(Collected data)
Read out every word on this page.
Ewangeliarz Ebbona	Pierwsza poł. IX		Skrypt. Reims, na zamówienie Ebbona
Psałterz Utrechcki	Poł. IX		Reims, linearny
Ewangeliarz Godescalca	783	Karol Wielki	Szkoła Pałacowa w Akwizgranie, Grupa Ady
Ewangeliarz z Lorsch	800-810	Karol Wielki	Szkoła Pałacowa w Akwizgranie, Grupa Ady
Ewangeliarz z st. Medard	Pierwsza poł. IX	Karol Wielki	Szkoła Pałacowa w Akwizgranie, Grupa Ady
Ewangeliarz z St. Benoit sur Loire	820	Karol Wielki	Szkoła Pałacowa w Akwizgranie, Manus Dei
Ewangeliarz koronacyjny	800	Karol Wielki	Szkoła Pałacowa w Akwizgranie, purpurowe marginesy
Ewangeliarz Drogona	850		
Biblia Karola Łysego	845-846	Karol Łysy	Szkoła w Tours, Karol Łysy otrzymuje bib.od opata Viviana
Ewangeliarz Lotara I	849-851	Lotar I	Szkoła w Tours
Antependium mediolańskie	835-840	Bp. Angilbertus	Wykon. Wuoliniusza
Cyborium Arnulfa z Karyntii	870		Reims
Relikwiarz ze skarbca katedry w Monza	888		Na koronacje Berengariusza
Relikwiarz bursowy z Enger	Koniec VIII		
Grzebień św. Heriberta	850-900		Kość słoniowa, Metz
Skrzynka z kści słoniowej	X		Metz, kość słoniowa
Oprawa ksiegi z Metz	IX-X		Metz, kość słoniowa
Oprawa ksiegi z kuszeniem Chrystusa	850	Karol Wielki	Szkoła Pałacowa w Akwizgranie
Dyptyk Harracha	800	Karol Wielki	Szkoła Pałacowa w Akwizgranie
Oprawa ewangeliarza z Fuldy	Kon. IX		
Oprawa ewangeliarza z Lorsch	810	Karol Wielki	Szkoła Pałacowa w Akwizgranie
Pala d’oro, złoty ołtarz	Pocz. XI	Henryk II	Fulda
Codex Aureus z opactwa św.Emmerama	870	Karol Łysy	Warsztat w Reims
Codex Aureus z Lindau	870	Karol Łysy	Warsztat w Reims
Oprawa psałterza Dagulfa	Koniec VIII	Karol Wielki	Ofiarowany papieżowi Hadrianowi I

▶ [WHAT IS EXPECTED]:
Using the listing above, work out how many of its lines include "Relikwiarz", and give only the result.

▶ [FINISHED EXERCISE]:
2